During this battle, which Luttrell describes in great detail in his book, the SEALs fought heroically against overwhelming odds as they tried to retreat down the mountainside to the flat ground, where they figured they could find cover in the village and hold out until help arrived.

They killed dozens of Taliban, but one by one, the SEALs fell, in each case — except for Luttrell — fighting on despite being shot several times. In both the book and the interview, Luttrell is determined to emphasize his comrades’ heroism:

**Dietz, the communications expert, stayed on the high ground with the radio, trying vainly to get out a call for help. “He stayed up there, as we fell back, trying to make comms, and he got shot two or three times,” Luttrell said. “He got the mike blown out of his hand.” Shot five times, Dietz was still firing when a sixth bullet caught him in the head. He died instantly in Luttrell’s arms. Dietz received the Navy Cross posthumously for his actions.

-- To be done --
Translate this sentence from the battle account above into Spanish: "Dietz received the Navy Cross posthumously for his actions."

-- Data block --
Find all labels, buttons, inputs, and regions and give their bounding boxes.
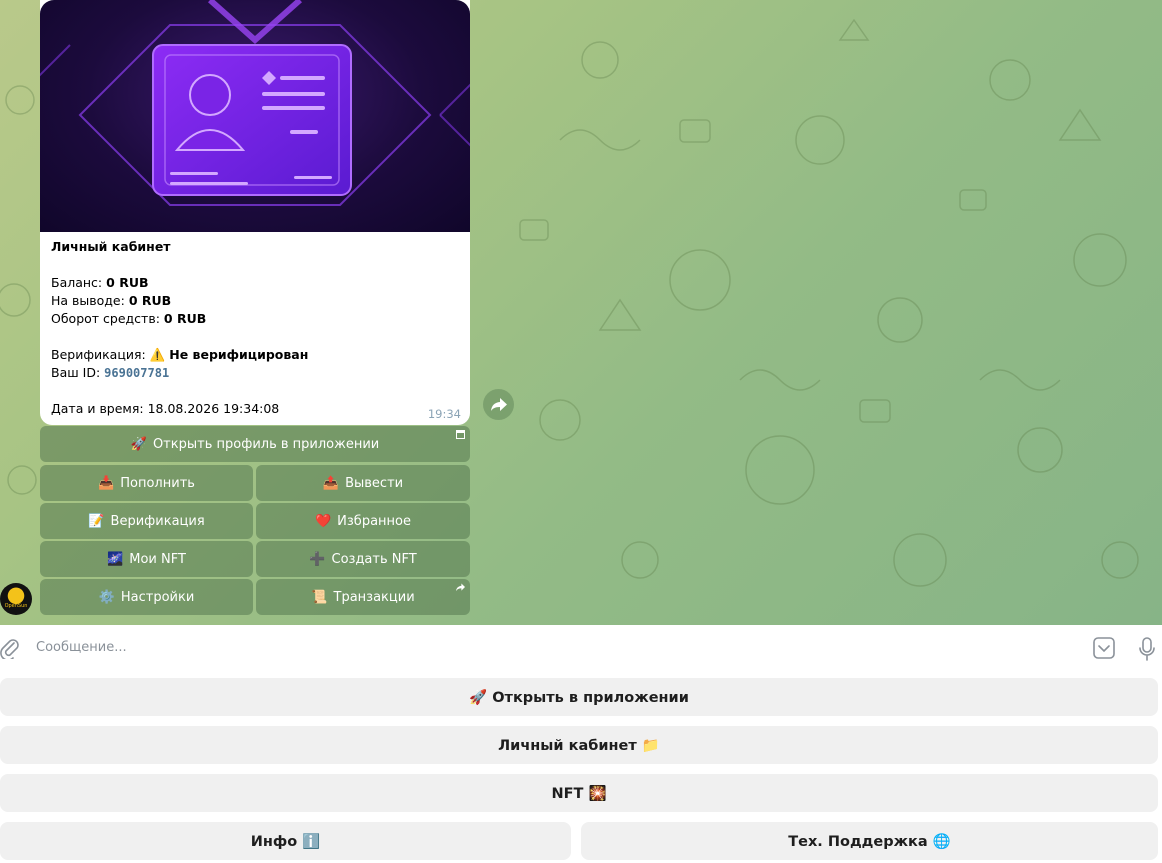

-- Written response --
Dietz recibió la Navy Cross a título póstumo por sus acciones.